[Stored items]
....
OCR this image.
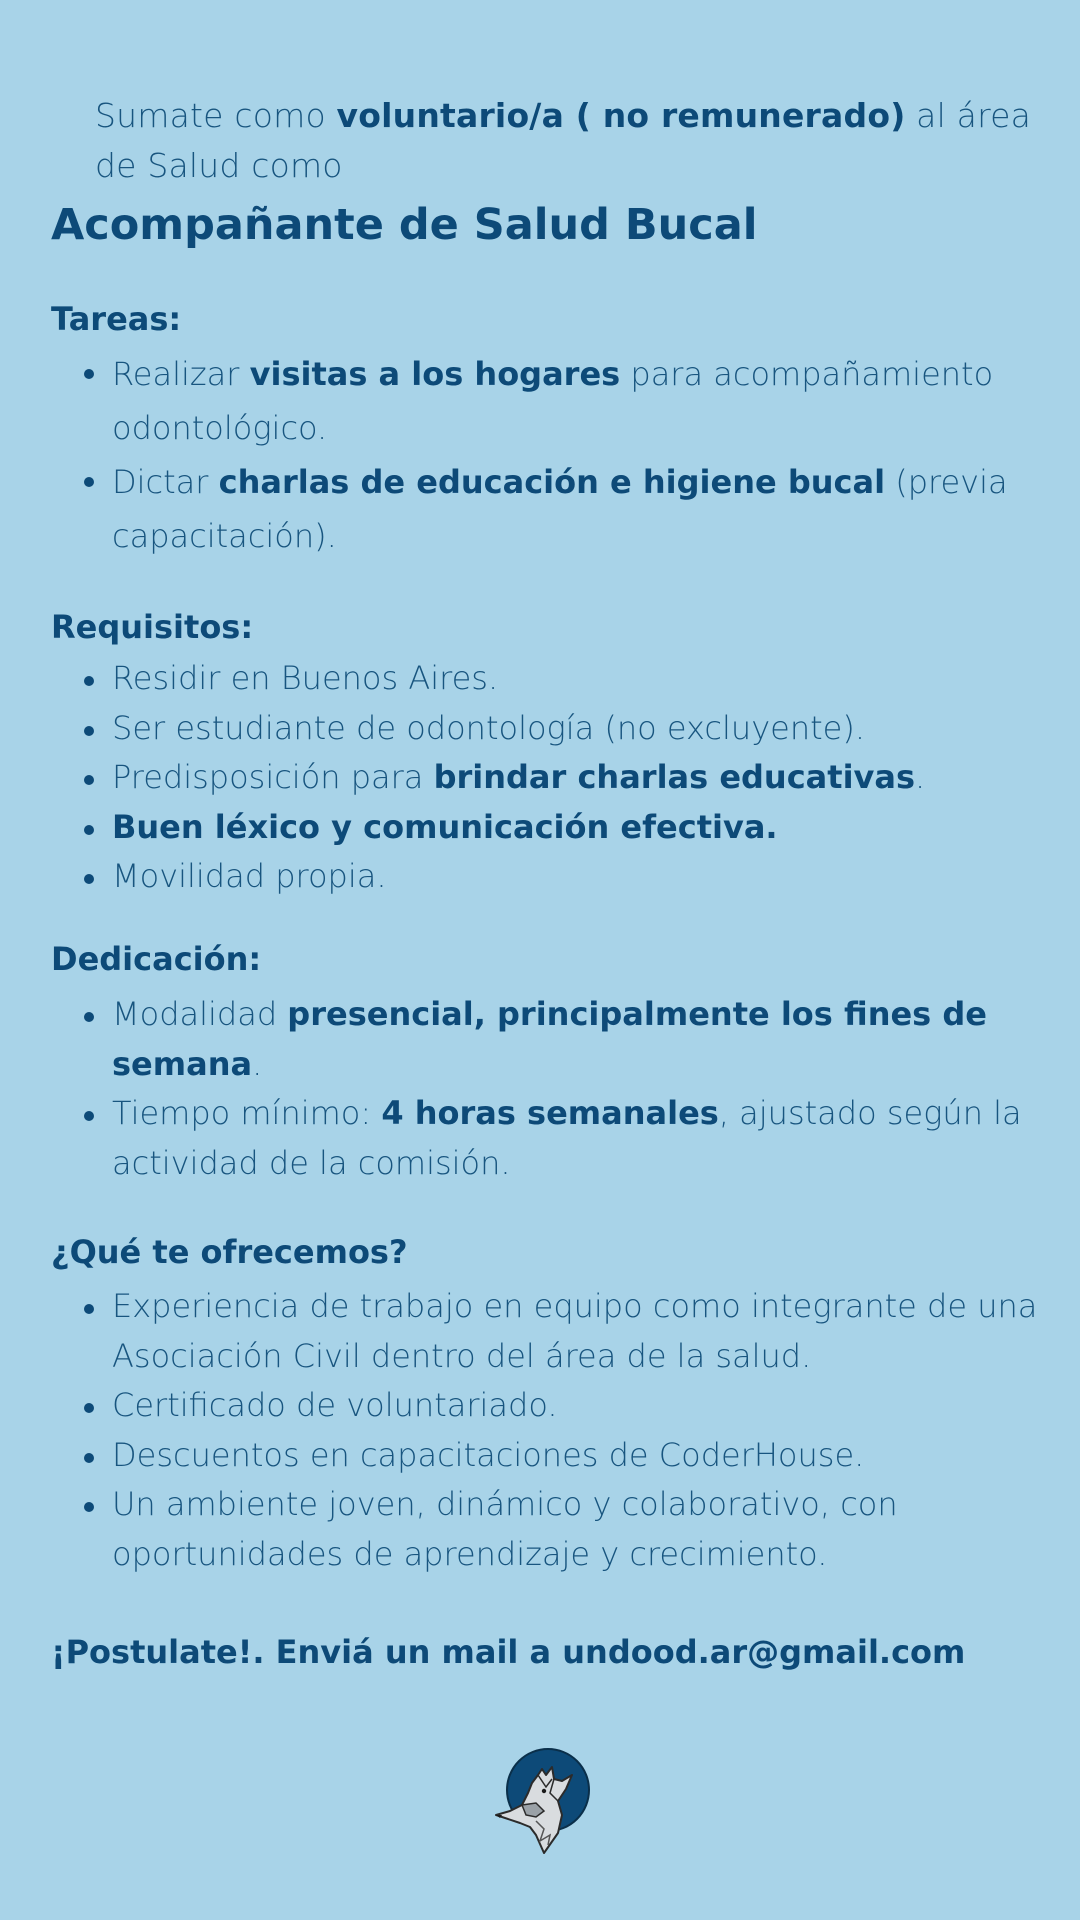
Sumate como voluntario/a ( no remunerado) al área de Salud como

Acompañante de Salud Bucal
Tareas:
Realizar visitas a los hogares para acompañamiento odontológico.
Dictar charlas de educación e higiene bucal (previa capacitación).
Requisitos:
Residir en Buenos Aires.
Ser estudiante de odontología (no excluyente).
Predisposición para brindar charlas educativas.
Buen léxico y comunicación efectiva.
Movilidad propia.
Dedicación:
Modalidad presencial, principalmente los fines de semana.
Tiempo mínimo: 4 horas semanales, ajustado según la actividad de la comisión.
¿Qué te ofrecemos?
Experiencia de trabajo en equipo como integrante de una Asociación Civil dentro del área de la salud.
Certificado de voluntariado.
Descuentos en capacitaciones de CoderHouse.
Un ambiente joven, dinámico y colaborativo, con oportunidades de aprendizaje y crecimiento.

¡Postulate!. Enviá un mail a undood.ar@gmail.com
....
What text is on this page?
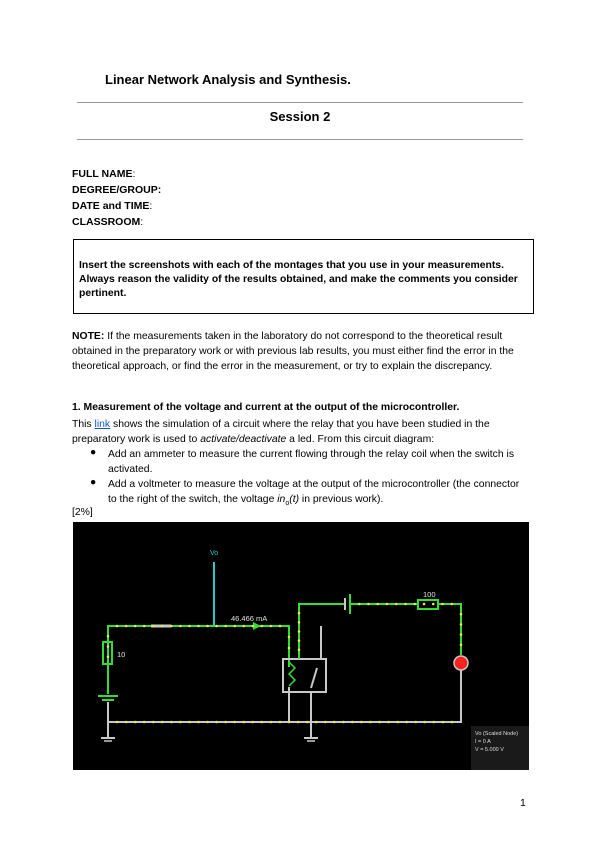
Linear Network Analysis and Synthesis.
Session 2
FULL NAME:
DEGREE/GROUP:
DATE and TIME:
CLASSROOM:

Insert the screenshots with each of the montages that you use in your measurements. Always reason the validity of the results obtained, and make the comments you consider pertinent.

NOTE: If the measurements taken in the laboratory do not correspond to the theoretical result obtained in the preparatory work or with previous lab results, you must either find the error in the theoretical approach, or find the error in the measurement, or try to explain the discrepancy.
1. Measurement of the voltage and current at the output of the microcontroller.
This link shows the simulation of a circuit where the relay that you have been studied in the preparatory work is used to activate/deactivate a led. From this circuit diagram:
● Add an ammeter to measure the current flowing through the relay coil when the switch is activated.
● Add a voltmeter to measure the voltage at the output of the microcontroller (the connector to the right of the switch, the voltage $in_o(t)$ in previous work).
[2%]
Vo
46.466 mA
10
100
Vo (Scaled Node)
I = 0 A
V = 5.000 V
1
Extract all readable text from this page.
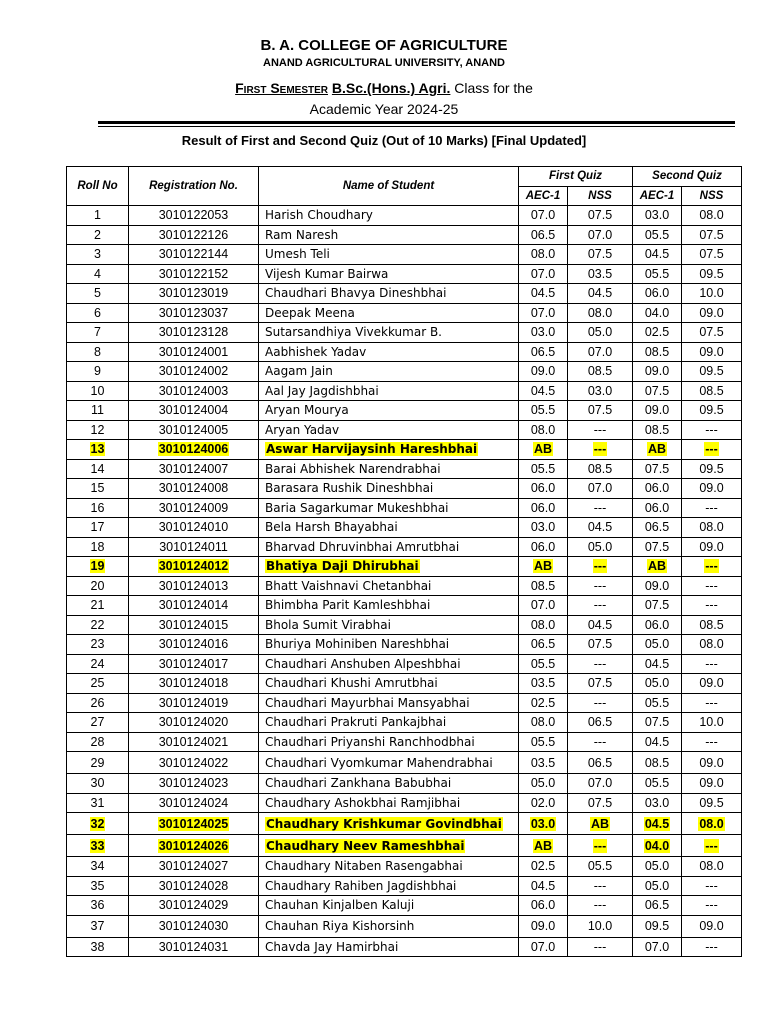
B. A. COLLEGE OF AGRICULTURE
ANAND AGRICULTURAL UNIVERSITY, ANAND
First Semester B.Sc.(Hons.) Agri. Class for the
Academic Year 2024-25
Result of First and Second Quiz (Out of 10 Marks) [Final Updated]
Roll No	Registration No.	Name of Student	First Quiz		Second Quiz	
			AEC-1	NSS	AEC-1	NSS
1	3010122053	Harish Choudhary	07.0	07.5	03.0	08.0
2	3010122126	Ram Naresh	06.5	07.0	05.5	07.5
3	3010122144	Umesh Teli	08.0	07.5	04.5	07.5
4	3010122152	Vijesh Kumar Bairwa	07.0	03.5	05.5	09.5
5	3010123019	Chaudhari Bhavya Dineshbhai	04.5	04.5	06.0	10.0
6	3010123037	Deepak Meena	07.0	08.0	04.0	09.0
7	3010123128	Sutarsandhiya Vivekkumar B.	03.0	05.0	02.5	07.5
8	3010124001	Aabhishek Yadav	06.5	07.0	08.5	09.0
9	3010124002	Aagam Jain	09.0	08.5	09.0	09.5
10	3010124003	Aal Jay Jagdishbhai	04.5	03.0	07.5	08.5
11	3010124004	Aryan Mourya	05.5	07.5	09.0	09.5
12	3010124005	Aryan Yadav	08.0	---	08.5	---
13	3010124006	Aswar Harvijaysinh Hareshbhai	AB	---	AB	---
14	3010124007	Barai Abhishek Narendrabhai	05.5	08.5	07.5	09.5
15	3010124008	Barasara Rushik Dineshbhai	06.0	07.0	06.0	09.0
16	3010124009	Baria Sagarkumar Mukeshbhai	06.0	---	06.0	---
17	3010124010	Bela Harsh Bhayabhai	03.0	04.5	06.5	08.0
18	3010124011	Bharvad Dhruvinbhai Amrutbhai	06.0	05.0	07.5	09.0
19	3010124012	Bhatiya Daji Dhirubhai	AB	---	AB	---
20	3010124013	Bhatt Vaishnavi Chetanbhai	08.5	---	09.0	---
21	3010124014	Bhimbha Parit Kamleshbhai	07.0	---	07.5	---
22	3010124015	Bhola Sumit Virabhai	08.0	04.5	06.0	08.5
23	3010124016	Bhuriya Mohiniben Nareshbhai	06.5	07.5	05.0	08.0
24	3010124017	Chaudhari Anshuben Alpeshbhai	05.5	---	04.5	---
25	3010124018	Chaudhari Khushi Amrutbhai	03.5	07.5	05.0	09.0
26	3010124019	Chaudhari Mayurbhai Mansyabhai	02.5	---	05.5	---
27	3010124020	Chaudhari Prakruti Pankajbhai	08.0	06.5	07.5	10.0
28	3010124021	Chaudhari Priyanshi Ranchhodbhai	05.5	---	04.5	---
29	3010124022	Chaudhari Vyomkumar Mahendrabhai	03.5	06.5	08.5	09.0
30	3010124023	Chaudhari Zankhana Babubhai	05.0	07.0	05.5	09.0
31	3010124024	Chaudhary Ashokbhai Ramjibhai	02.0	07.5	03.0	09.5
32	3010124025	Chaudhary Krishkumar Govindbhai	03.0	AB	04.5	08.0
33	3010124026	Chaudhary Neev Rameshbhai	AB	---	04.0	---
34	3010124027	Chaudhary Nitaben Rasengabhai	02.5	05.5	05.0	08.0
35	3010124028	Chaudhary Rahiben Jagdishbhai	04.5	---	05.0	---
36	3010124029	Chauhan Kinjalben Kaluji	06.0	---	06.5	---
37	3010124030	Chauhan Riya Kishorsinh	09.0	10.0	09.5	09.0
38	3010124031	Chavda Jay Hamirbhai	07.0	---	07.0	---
....
Set problem:
Find each line holding the string "Quiz" and copy it out.

Task response:
Result of First and Second Quiz (Out of 10 Marks) [Final Updated]
Roll No	Registration No.	Name of Student	First Quiz		Second Quiz	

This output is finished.